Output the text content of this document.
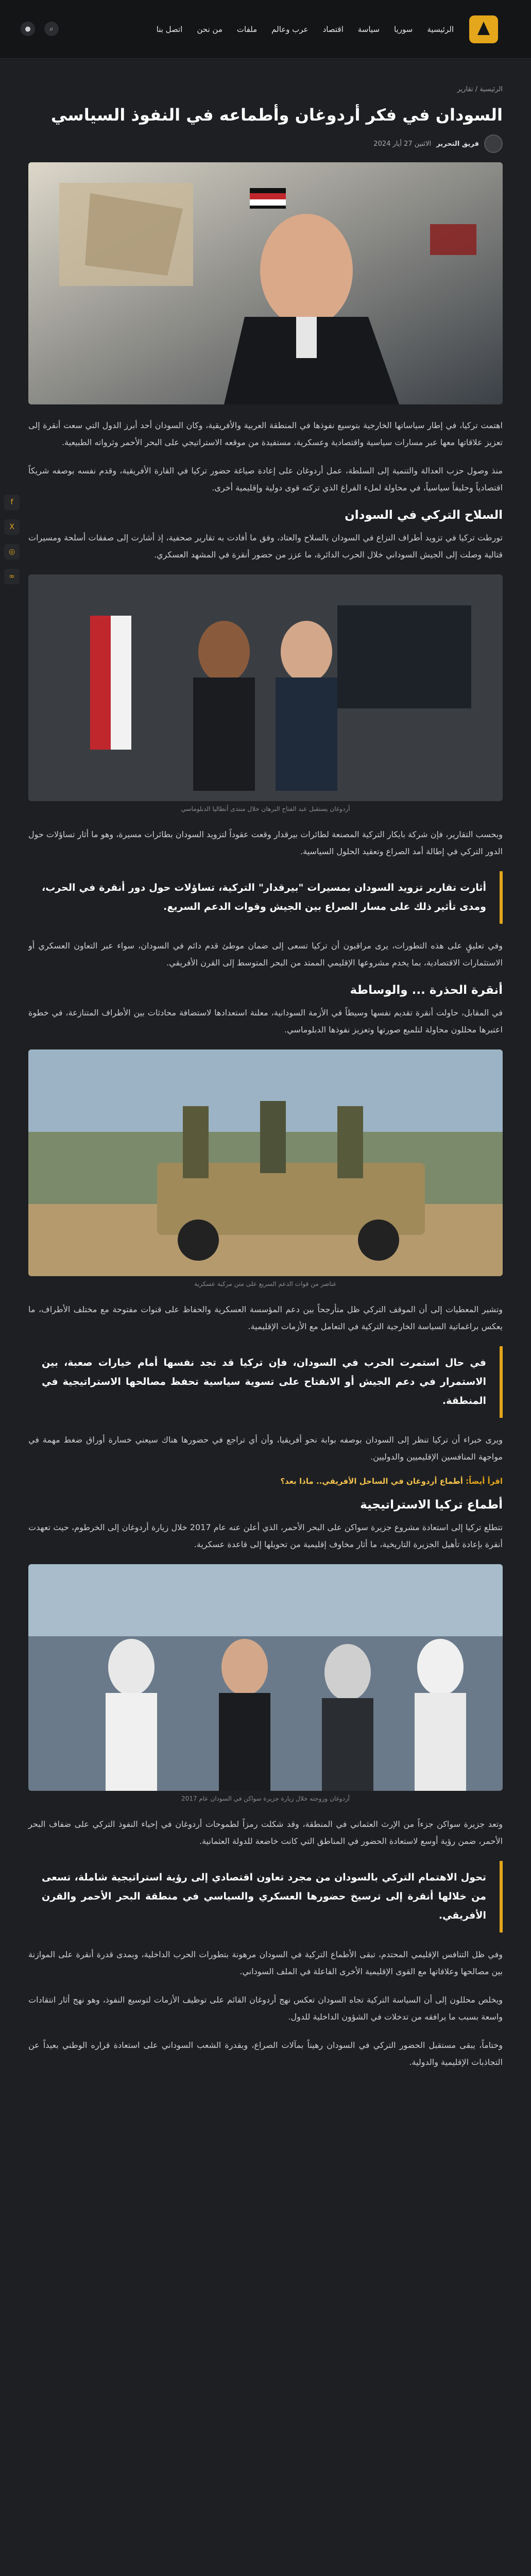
الرئيسية
سوريا
سياسة
اقتصاد
عرب وعالم
ملفات
من نحن
اتصل بنا
⌕
●
f
X
◎
∞
الرئيسية / تقارير
السودان في فكر أردوغان وأطماعه في النفوذ السياسي
فريق التحرير
الاثنين 27 أيار 2024

اهتمت تركيا، في إطار سياساتها الخارجية بتوسيع نفوذها في المنطقة العربية والأفريقية، وكان السودان أحد أبرز الدول التي سعت أنقرة إلى تعزيز علاقاتها معها عبر مسارات سياسية واقتصادية وعسكرية، مستفيدة من موقعه الاستراتيجي على البحر الأحمر وثرواته الطبيعية.

منذ وصول حزب العدالة والتنمية إلى السلطة، عمل أردوغان على إعادة صياغة حضور تركيا في القارة الأفريقية، وقدم نفسه بوصفه شريكاً اقتصادياً وحليفاً سياسياً، في محاولة لملء الفراغ الذي تركته قوى دولية وإقليمية أخرى.

السلاح التركي في السودان

تورطت تركيا في تزويد أطراف النزاع في السودان بالسلاح والعتاد، وفق ما أفادت به تقارير صحفية، إذ أشارت إلى صفقات أسلحة ومسيرات قتالية وصلت إلى الجيش السوداني خلال الحرب الدائرة، ما عزز من حضور أنقرة في المشهد العسكري.

أردوغان يستقبل عبد الفتاح البرهان خلال منتدى أنطاليا الدبلوماسي

وبحسب التقارير، فإن شركة بايكار التركية المصنعة لطائرات بيرقدار وقعت عقوداً لتزويد السودان بطائرات مسيرة، وهو ما أثار تساؤلات حول الدور التركي في إطالة أمد الصراع وتعقيد الحلول السياسية.

أثارت تقارير تزويد السودان بمسيرات "بيرقدار" التركية، تساؤلات حول دور أنقرة في الحرب، ومدى تأثير ذلك على مسار الصراع بين الجيش وقوات الدعم السريع.

وفي تعليقٍ على هذه التطورات، يرى مراقبون أن تركيا تسعى إلى ضمان موطئ قدم دائم في السودان، سواء عبر التعاون العسكري أو الاستثمارات الاقتصادية، بما يخدم مشروعها الإقليمي الممتد من البحر المتوسط إلى القرن الأفريقي.

أنقرة الحذرة ... والوساطة

في المقابل، حاولت أنقرة تقديم نفسها وسيطاً في الأزمة السودانية، معلنة استعدادها لاستضافة محادثات بين الأطراف المتنازعة، في خطوة اعتبرها محللون محاولة لتلميع صورتها وتعزيز نفوذها الدبلوماسي.

عناصر من قوات الدعم السريع على متن مركبة عسكرية

وتشير المعطيات إلى أن الموقف التركي ظل متأرجحاً بين دعم المؤسسة العسكرية والحفاظ على قنوات مفتوحة مع مختلف الأطراف، ما يعكس براغماتية السياسة الخارجية التركية في التعامل مع الأزمات الإقليمية.

في حال استمرت الحرب في السودان، فإن تركيا قد تجد نفسها أمام خيارات صعبة، بين الاستمرار في دعم الجيش أو الانفتاح على تسوية سياسية تحفظ مصالحها الاستراتيجية في المنطقة.

ويرى خبراء أن تركيا تنظر إلى السودان بوصفه بوابة نحو أفريقيا، وأن أي تراجع في حضورها هناك سيعني خسارة أوراق ضغط مهمة في مواجهة المنافسين الإقليميين والدوليين.

اقرأ أيضاً: أطماع أردوغان في الساحل الأفريقي.. ماذا بعد؟
أطماع تركيا الاستراتيجية

تتطلع تركيا إلى استعادة مشروع جزيرة سواكن على البحر الأحمر، الذي أعلن عنه عام 2017 خلال زيارة أردوغان إلى الخرطوم، حيث تعهدت أنقرة بإعادة تأهيل الجزيرة التاريخية، ما أثار مخاوف إقليمية من تحويلها إلى قاعدة عسكرية.

أردوغان وزوجته خلال زيارة جزيرة سواكن في السودان عام 2017

وتعد جزيرة سواكن جزءاً من الإرث العثماني في المنطقة، وقد شكلت رمزاً لطموحات أردوغان في إحياء النفوذ التركي على ضفاف البحر الأحمر، ضمن رؤية أوسع لاستعادة الحضور في المناطق التي كانت خاضعة للدولة العثمانية.

تحول الاهتمام التركي بالسودان من مجرد تعاون اقتصادي إلى رؤية استراتيجية شاملة، تسعى من خلالها أنقرة إلى ترسيخ حضورها العسكري والسياسي في منطقة البحر الأحمر والقرن الأفريقي.

وفي ظل التنافس الإقليمي المحتدم، تبقى الأطماع التركية في السودان مرهونة بتطورات الحرب الداخلية، وبمدى قدرة أنقرة على الموازنة بين مصالحها وعلاقاتها مع القوى الإقليمية الأخرى الفاعلة في الملف السوداني.

ويخلص محللون إلى أن السياسة التركية تجاه السودان تعكس نهج أردوغان القائم على توظيف الأزمات لتوسيع النفوذ، وهو نهج أثار انتقادات واسعة بسبب ما يرافقه من تدخلات في الشؤون الداخلية للدول.

وختاماً، يبقى مستقبل الحضور التركي في السودان رهيناً بمآلات الصراع، وبقدرة الشعب السوداني على استعادة قراره الوطني بعيداً عن التجاذبات الإقليمية والدولية.
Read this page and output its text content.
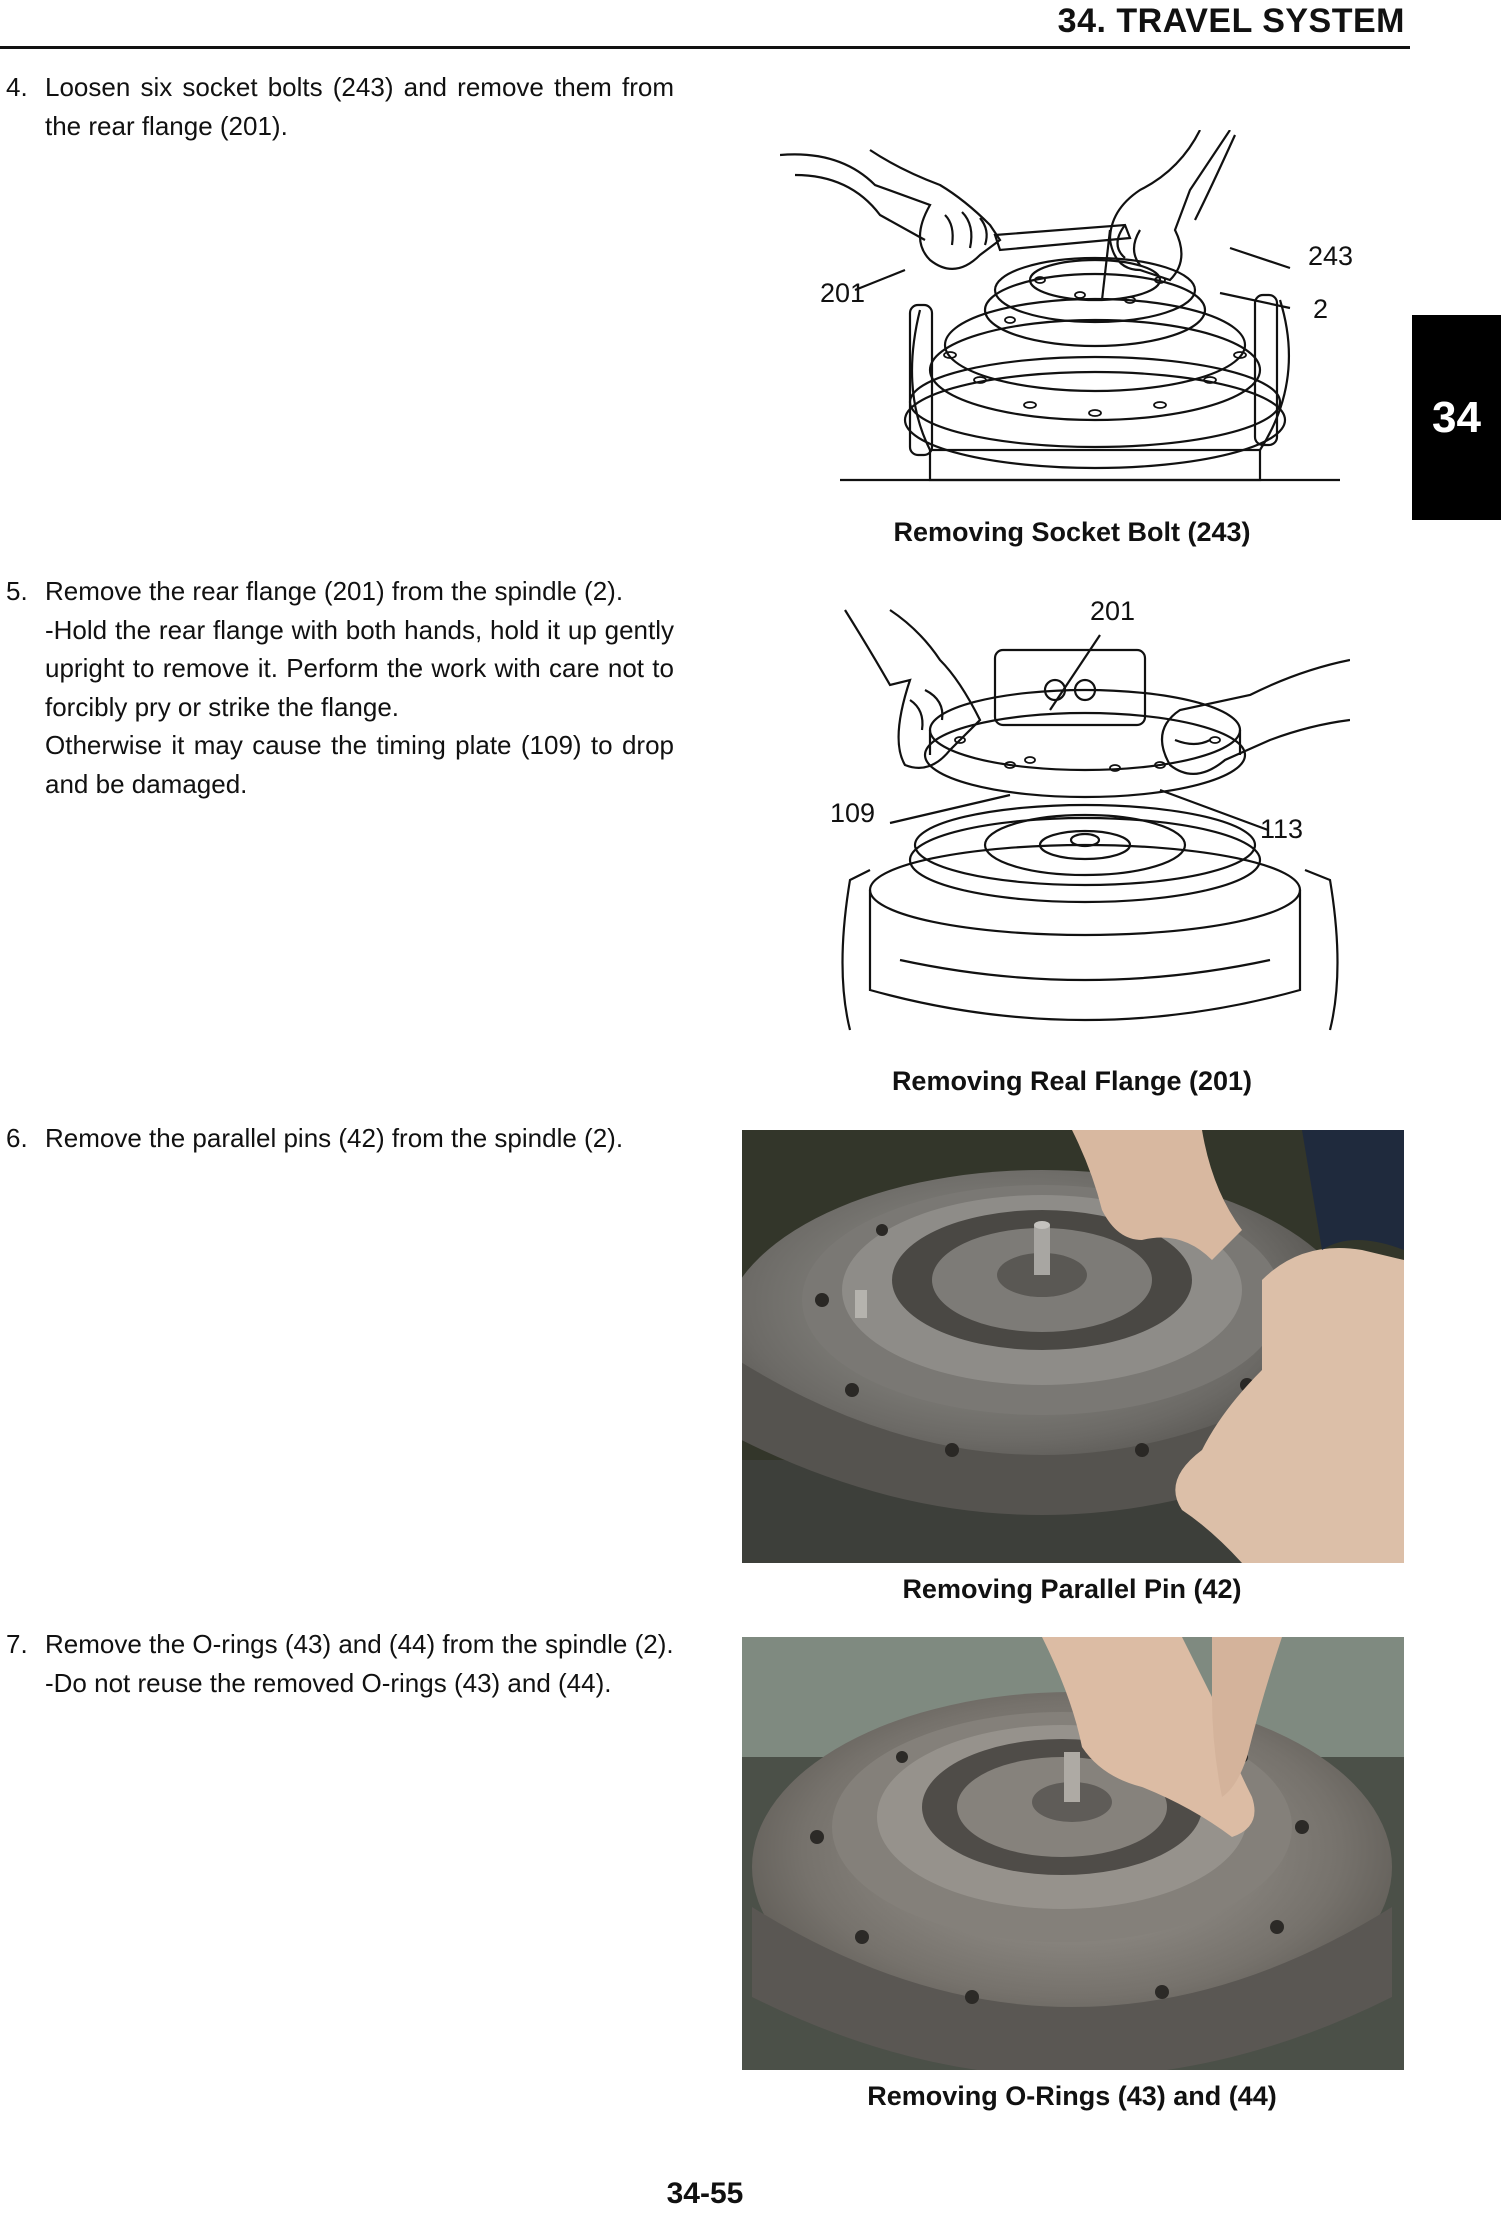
34. TRAVEL SYSTEM
34
4. Loosen six socket bolts (243) and remove them from the rear flange (201).

5. Remove the rear flange (201) from the spindle (2).

-Hold the rear flange with both hands, hold it up gently upright to remove it. Perform the work with care not to forcibly pry or strike the flange.

Otherwise it may cause the timing plate (109) to drop and be damaged.

6. Remove the parallel pins (42) from the spindle (2).

7. Remove the O-rings (43) and (44) from the spindle (2).

-Do not reuse the removed O-rings (43) and (44).

201
243
2
Removing Socket Bolt (243)
201
109
113
Removing Real Flange (201)
Removing Parallel Pin (42)
Removing O-Rings (43) and (44)
34-55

+ + + + +

YOUR GOAL:
Pictures appear in the records above. Output everything except them, exactly.

WRITTEN ANSWER:
Output the text content of this document.
الرئيسية
سوريا
سياسة
اقتصاد
عرب وعالم
ملفات
من نحن
اتصل بنا
⌕
●
f
X
◎
∞
الرئيسية / تقارير
السودان في فكر أردوغان وأطماعه في النفوذ السياسي
فريق التحرير
الاثنين 27 أيار 2024

اهتمت تركيا، في إطار سياساتها الخارجية بتوسيع نفوذها في المنطقة العربية والأفريقية، وكان السودان أحد أبرز الدول التي سعت أنقرة إلى تعزيز علاقاتها معها عبر مسارات سياسية واقتصادية وعسكرية، مستفيدة من موقعه الاستراتيجي على البحر الأحمر وثرواته الطبيعية.

منذ وصول حزب العدالة والتنمية إلى السلطة، عمل أردوغان على إعادة صياغة حضور تركيا في القارة الأفريقية، وقدم نفسه بوصفه شريكاً اقتصادياً وحليفاً سياسياً، في محاولة لملء الفراغ الذي تركته قوى دولية وإقليمية أخرى.

السلاح التركي في السودان

تورطت تركيا في تزويد أطراف النزاع في السودان بالسلاح والعتاد، وفق ما أفادت به تقارير صحفية، إذ أشارت إلى صفقات أسلحة ومسيرات قتالية وصلت إلى الجيش السوداني خلال الحرب الدائرة، ما عزز من حضور أنقرة في المشهد العسكري.

أردوغان يستقبل عبد الفتاح البرهان خلال منتدى أنطاليا الدبلوماسي

وبحسب التقارير، فإن شركة بايكار التركية المصنعة لطائرات بيرقدار وقعت عقوداً لتزويد السودان بطائرات مسيرة، وهو ما أثار تساؤلات حول الدور التركي في إطالة أمد الصراع وتعقيد الحلول السياسية.

أثارت تقارير تزويد السودان بمسيرات "بيرقدار" التركية، تساؤلات حول دور أنقرة في الحرب، ومدى تأثير ذلك على مسار الصراع بين الجيش وقوات الدعم السريع.

وفي تعليقٍ على هذه التطورات، يرى مراقبون أن تركيا تسعى إلى ضمان موطئ قدم دائم في السودان، سواء عبر التعاون العسكري أو الاستثمارات الاقتصادية، بما يخدم مشروعها الإقليمي الممتد من البحر المتوسط إلى القرن الأفريقي.

أنقرة الحذرة ... والوساطة

في المقابل، حاولت أنقرة تقديم نفسها وسيطاً في الأزمة السودانية، معلنة استعدادها لاستضافة محادثات بين الأطراف المتنازعة، في خطوة اعتبرها محللون محاولة لتلميع صورتها وتعزيز نفوذها الدبلوماسي.

عناصر من قوات الدعم السريع على متن مركبة عسكرية

وتشير المعطيات إلى أن الموقف التركي ظل متأرجحاً بين دعم المؤسسة العسكرية والحفاظ على قنوات مفتوحة مع مختلف الأطراف، ما يعكس براغماتية السياسة الخارجية التركية في التعامل مع الأزمات الإقليمية.

في حال استمرت الحرب في السودان، فإن تركيا قد تجد نفسها أمام خيارات صعبة، بين الاستمرار في دعم الجيش أو الانفتاح على تسوية سياسية تحفظ مصالحها الاستراتيجية في المنطقة.

ويرى خبراء أن تركيا تنظر إلى السودان بوصفه بوابة نحو أفريقيا، وأن أي تراجع في حضورها هناك سيعني خسارة أوراق ضغط مهمة في مواجهة المنافسين الإقليميين والدوليين.

اقرأ أيضاً: أطماع أردوغان في الساحل الأفريقي.. ماذا بعد؟
أطماع تركيا الاستراتيجية

تتطلع تركيا إلى استعادة مشروع جزيرة سواكن على البحر الأحمر، الذي أعلن عنه عام 2017 خلال زيارة أردوغان إلى الخرطوم، حيث تعهدت أنقرة بإعادة تأهيل الجزيرة التاريخية، ما أثار مخاوف إقليمية من تحويلها إلى قاعدة عسكرية.

أردوغان وزوجته خلال زيارة جزيرة سواكن في السودان عام 2017

وتعد جزيرة سواكن جزءاً من الإرث العثماني في المنطقة، وقد شكلت رمزاً لطموحات أردوغان في إحياء النفوذ التركي على ضفاف البحر الأحمر، ضمن رؤية أوسع لاستعادة الحضور في المناطق التي كانت خاضعة للدولة العثمانية.

تحول الاهتمام التركي بالسودان من مجرد تعاون اقتصادي إلى رؤية استراتيجية شاملة، تسعى من خلالها أنقرة إلى ترسيخ حضورها العسكري والسياسي في منطقة البحر الأحمر والقرن الأفريقي.

وفي ظل التنافس الإقليمي المحتدم، تبقى الأطماع التركية في السودان مرهونة بتطورات الحرب الداخلية، وبمدى قدرة أنقرة على الموازنة بين مصالحها وعلاقاتها مع القوى الإقليمية الأخرى الفاعلة في الملف السوداني.

ويخلص محللون إلى أن السياسة التركية تجاه السودان تعكس نهج أردوغان القائم على توظيف الأزمات لتوسيع النفوذ، وهو نهج أثار انتقادات واسعة بسبب ما يرافقه من تدخلات في الشؤون الداخلية للدول.

وختاماً، يبقى مستقبل الحضور التركي في السودان رهيناً بمآلات الصراع، وبقدرة الشعب السوداني على استعادة قراره الوطني بعيداً عن التجاذبات الإقليمية والدولية.
Read this page and output its text content.
34. TRAVEL SYSTEM
34
4. Loosen six socket bolts (243) and remove them from the rear flange (201).

5. Remove the rear flange (201) from the spindle (2).

-Hold the rear flange with both hands, hold it up gently upright to remove it. Perform the work with care not to forcibly pry or strike the flange.

Otherwise it may cause the timing plate (109) to drop and be damaged.

6. Remove the parallel pins (42) from the spindle (2).

7. Remove the O-rings (43) and (44) from the spindle (2).

-Do not reuse the removed O-rings (43) and (44).

201
243
2
Removing Socket Bolt (243)
201
109
113
Removing Real Flange (201)
Removing Parallel Pin (42)
Removing O-Rings (43) and (44)
34-55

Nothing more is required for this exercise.